TAREFAS
• a. De acordo com o texto sobre o Plano Safra da Pesca, qual é o consumo anual de peixe por pessoa no Brasil?
• b. Transcreva, do texto sobre o Plano Safra da Pesca, tudo desde "O Plano Safra prevê" até "irão contemplar pescadores.".

BLOCO DE TEXTO
★ ★ ★

A presidente Dilma Rousseff afirmou nesta quinta-feira que o governo tem por objetivo transformar o imenso potencial pesqueiro do Brasil em atividade econômica competitiva e lucrativa, passando o País da condição de importador para exportador.
"Nossa ambição é transformar o Brasil numa potência pesqueira mundial", disse, durante o lançamento do Plano Safra da Pesca e Aquicultura, no Palácio do Planalto. Hoje, o País ocupa a 23.ª posição no ranking mundial da produção e gasta U$ 1,2 bilhão anual com importações de pescado para atender a demanda interna.
De acordo com Dilma, o País tem 8 mil quilômetros de costa, as maiores reservas de água-doce do planeta e, mesmo assim, vive o paradoxo de importar peixe, embora coma pouco. O consumo per capita do brasileiro, conforme dados do Ministério da Pesca, é de 9,8 quilos de peixe ao ano, 30% menos que o mínimo recomendado pelo Fundo das Nações Unidas para Agricultura e Alimentação (FAO), de 12,5 quilos.
Para atender a essa demanda mínima, o Brasil precisaria produzir hoje 600 mil toneladas a mais. "Precisamos romper o descompasso entre o nosso potencial e o dinamismo da nossa produção", afirmou.
O Plano Safra prevê investimentos de R$ 4,1 bilhões para expandir a aquicultura, modernizar a pesca e fortalecer a indústria e o comércio pesqueiro. A meta é produzir 2 milhões de toneladas anuais de pescado até 2014, quando o País atingiria a autossuficiência.
"Recursos não vão faltar se esses recursos forem gastos de forma produtiva e efetiva. Vamos fortalecer a atividade pesqueira no Brasil", afirmou. Ela disse que as linhas de crédito do Programa Nacional de Fortalecimento da Agricultura Familiar (Pronaf), destinadas a agricultores familiares, agora também irão contemplar pescadores.
Crédito
Entre as ações, está prevista a liberação de linhas especiais de crédito, com juros mais baixos, prazos de carência maiores e ampliação dos limites, assistência técnica e extensão rural a 120 mil famílias de pescadores e aquicultores.
Com o plano, o governo também pretende resgatar cem mil famílias da linha da pobreza. Segundo o ministro da Pesca, Marcelo Crivella, hoje metade dos pescadores brasileiros depende do Bolsa Família para subsistência. O País tem, conforme Crivella, cerca de um milhão de pescadores.
Ele criticou a falta de prioridade e o desprezo com que as gestões, historicamente, trataram o setor pesqueiro. "Parece que fizeram um pacto com a fome", disse, antes de fazer uma sugestão curiosa: "É hora de tirar minhoca da cabeça e colocar minhoca no anzol." Crivella fez analogia à frase que marcou o discurso de posse dele, na qual assumiu que nada entendia de pesca e sequer sabia pôr minhoca no anzol.

★ ★ ★

REGISTROS EXTRAÍDOS

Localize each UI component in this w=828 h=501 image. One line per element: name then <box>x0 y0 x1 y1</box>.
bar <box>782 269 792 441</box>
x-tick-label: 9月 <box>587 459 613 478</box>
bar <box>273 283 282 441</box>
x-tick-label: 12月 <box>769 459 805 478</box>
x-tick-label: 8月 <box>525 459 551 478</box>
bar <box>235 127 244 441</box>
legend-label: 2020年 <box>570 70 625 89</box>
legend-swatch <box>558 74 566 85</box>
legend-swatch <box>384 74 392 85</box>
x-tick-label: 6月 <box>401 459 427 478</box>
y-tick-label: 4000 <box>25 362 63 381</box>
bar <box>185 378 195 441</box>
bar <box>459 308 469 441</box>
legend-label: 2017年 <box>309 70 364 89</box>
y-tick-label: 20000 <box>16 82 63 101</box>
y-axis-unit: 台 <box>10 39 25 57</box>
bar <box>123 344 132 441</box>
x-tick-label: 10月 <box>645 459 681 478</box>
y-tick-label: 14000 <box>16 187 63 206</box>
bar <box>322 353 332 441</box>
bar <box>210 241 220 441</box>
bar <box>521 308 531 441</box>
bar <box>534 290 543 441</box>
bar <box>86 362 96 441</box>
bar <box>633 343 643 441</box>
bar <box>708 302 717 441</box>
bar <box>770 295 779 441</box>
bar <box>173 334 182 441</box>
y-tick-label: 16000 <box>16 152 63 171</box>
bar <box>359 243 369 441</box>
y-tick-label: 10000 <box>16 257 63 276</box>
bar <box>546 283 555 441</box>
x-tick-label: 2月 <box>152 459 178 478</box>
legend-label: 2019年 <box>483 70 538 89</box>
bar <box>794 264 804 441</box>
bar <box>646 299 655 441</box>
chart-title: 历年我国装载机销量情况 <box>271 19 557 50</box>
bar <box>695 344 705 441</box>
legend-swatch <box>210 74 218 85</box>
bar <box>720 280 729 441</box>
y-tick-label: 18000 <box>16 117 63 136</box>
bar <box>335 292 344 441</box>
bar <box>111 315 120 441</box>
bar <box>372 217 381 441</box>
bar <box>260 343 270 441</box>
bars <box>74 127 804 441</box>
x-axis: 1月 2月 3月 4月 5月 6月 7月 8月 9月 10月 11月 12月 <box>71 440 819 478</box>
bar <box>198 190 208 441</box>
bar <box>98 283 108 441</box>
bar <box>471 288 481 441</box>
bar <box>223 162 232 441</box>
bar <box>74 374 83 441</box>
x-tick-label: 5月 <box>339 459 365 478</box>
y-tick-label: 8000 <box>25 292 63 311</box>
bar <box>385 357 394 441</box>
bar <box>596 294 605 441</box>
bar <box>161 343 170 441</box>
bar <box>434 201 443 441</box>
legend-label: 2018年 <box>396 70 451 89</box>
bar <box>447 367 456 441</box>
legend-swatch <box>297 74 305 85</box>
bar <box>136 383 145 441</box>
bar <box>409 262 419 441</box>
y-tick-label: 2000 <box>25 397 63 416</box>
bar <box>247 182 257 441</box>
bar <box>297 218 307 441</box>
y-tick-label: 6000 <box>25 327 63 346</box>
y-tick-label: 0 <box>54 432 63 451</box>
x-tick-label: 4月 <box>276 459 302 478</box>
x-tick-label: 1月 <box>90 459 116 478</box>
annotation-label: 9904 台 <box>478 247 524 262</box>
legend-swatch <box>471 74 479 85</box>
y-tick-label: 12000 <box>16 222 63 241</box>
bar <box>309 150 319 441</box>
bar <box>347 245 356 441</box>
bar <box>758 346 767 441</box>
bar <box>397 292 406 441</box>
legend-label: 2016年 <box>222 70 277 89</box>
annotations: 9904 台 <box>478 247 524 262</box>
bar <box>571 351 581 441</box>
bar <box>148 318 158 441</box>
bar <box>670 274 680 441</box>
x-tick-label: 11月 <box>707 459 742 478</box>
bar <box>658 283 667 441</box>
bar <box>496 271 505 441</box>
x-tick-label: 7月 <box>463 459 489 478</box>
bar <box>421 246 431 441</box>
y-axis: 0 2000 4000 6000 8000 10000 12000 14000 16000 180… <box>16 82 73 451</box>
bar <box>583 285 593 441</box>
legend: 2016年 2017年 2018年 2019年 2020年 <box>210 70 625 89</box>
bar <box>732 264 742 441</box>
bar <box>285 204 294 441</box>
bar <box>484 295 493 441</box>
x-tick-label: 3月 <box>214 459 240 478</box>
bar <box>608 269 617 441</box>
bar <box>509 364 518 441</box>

★ ★ ★

SOLUÇÕES DO EXERCÍCIO
• a. 9,8 quilos de peixe ao ano.

• b.
O Plano Safra prevê investimentos de R$ 4,1 bilhões para expandir a aquicultura, modernizar a pesca e fortalecer a indústria e o comércio pesqueiro. A meta é produzir 2 milhões de toneladas anuais de pescado até 2014, quando o País atingiria a autossuficiência.
"Recursos não vão faltar se esses recursos forem gastos de forma produtiva e efetiva. Vamos fortalecer a atividade pesqueira no Brasil", afirmou. Ela disse que as linhas de crédito do Programa Nacional de Fortalecimento da Agricultura Familiar (Pronaf), destinadas a agricultores familiares, agora também irão contemplar pescadores.